## WORKING DATA:

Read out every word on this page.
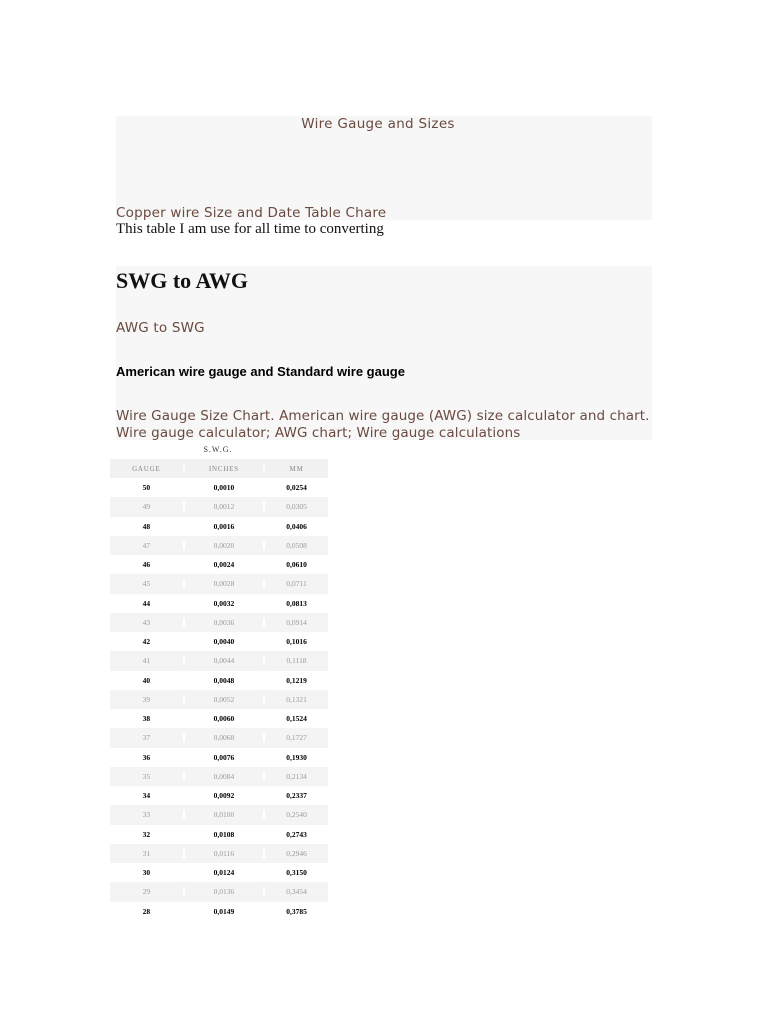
Wire Gauge and Sizes
Copper wire Size and Date Table Chare
This table I am use for all time to converting
SWG to AWG
AWG to SWG
American wire gauge and Standard wire gauge
Wire Gauge Size Chart. American wire gauge (AWG) size calculator and chart. Wire gauge calculator; AWG chart; Wire gauge calculations
S.W.G.
GAUGE	INCHES	MM
50	0,0010	0,0254
49	0,0012	0,0305
48	0,0016	0,0406
47	0,0020	0,0508
46	0,0024	0,0610
45	0,0028	0,0711
44	0,0032	0,0813
43	0,0036	0,0914
42	0,0040	0,1016
41	0,0044	0,1118
40	0,0048	0,1219
39	0,0052	0,1321
38	0,0060	0,1524
37	0,0068	0,1727
36	0,0076	0,1930
35	0,0084	0,2134
34	0,0092	0,2337
33	0,0100	0,2540
32	0,0108	0,2743
31	0,0116	0,2946
30	0,0124	0,3150
29	0,0136	0,3454
28	0,0149	0,3785
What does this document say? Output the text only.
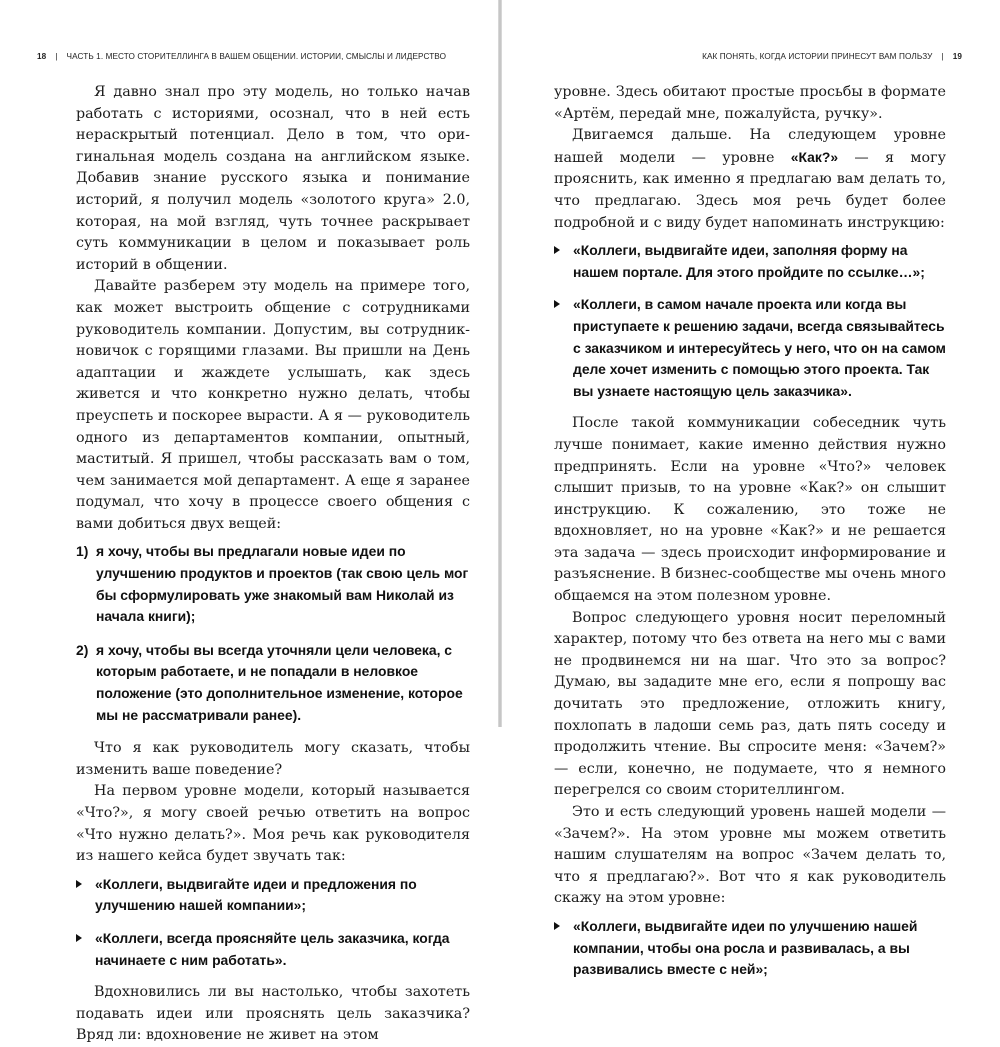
18 | ЧАСТЬ 1. МЕСТО СТОРИТЕЛЛИНГА В ВАШЕМ ОБЩЕНИИ. ИСТОРИИ, СМЫСЛЫ И ЛИДЕРСТВО

Я давно знал про эту модель, но только начав работать с историями, осознал, что в ней есть нераскрытый потенциал. Дело в том, что оригинальная модель создана на английском языке. Добавив знание русского языка и понимание историй, я получил модель «золотого круга» 2.0, которая, на мой взгляд, чуть точнее раскрывает суть коммуникации в целом и показывает роль историй в общении.

Давайте разберем эту модель на примере того, как может выстроить общение с сотрудниками руководитель компании. Допустим, вы сотрудник-новичок с горящими глазами. Вы пришли на День адаптации и жаждете услышать, как здесь живется и что конкретно нужно делать, чтобы преуспеть и поскорее вырасти. А я — руководитель одного из департаментов компании, опытный, маститый. Я пришел, чтобы рассказать вам о том, чем занимается мой департамент. А еще я заранее подумал, что хочу в процессе своего общения с вами добиться двух вещей:

1) я хочу, чтобы вы предлагали новые идеи по улучшению продуктов и проектов (так свою цель мог бы сформулировать уже знакомый вам Николай из начала книги);
2) я хочу, чтобы вы всегда уточняли цели человека, с которым работаете, и не попадали в неловкое положение (это дополнительное изменение, которое мы не рассматривали ранее).

Что я как руководитель могу сказать, чтобы изменить ваше поведение?

На первом уровне модели, который называется «Что?», я могу своей речью ответить на вопрос «Что нужно делать?». Моя речь как руководителя из нашего кейса будет звучать так:

«Коллеги, выдвигайте идеи и предложения по улучшению нашей компании»;
«Коллеги, всегда проясняйте цель заказчика, когда начинаете с ним работать».

Вдохновились ли вы настолько, чтобы захотеть подавать идеи или прояснять цель заказчика? Вряд ли: вдохновение не живет на этом

КАК ПОНЯТЬ, КОГДА ИСТОРИИ ПРИНЕСУТ ВАМ ПОЛЬЗУ | 19

уровне. Здесь обитают простые просьбы в формате «Артём, передай мне, пожалуйста, ручку».

Двигаемся дальше. На следующем уровне нашей модели — уровне «Как?» — я могу прояснить, как именно я предлагаю вам делать то, что предлагаю. Здесь моя речь будет более подробной и с виду будет напоминать инструкцию:

«Коллеги, выдвигайте идеи, заполняя форму на нашем портале. Для этого пройдите по ссылке…»;
«Коллеги, в самом начале проекта или когда вы приступаете к решению задачи, всегда связывайтесь с заказчиком и интересуйтесь у него, что он на самом деле хочет изменить с помощью этого проекта. Так вы узнаете настоящую цель заказчика».

После такой коммуникации собеседник чуть лучше понимает, какие именно действия нужно предпринять. Если на уровне «Что?» человек слышит призыв, то на уровне «Как?» он слышит инструкцию. К сожалению, это тоже не вдохновляет, но на уровне «Как?» и не решается эта задача — здесь происходит информирование и разъяснение. В бизнес-сообществе мы очень много общаемся на этом полезном уровне.

Вопрос следующего уровня носит переломный характер, потому что без ответа на него мы с вами не продвинемся ни на шаг. Что это за вопрос? Думаю, вы зададите мне его, если я попрошу вас дочитать это предложение, отложить книгу, похлопать в ладоши семь раз, дать пять соседу и продолжить чтение. Вы спросите меня: «Зачем?» — если, конечно, не подумаете, что я немного перегрелся со своим сторителлингом.

Это и есть следующий уровень нашей модели — «Зачем?». На этом уровне мы можем ответить нашим слушателям на вопрос «Зачем делать то, что я предлагаю?». Вот что я как руководитель скажу на этом уровне:

«Коллеги, выдвигайте идеи по улучшению нашей компании, чтобы она росла и развивалась, а вы развивались вместе с ней»;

## WHAT IS BEING ASKED:
Go through the data and count each line that has the word "есть", then give the total alone.

## OUTPUT OF THE TASK:
2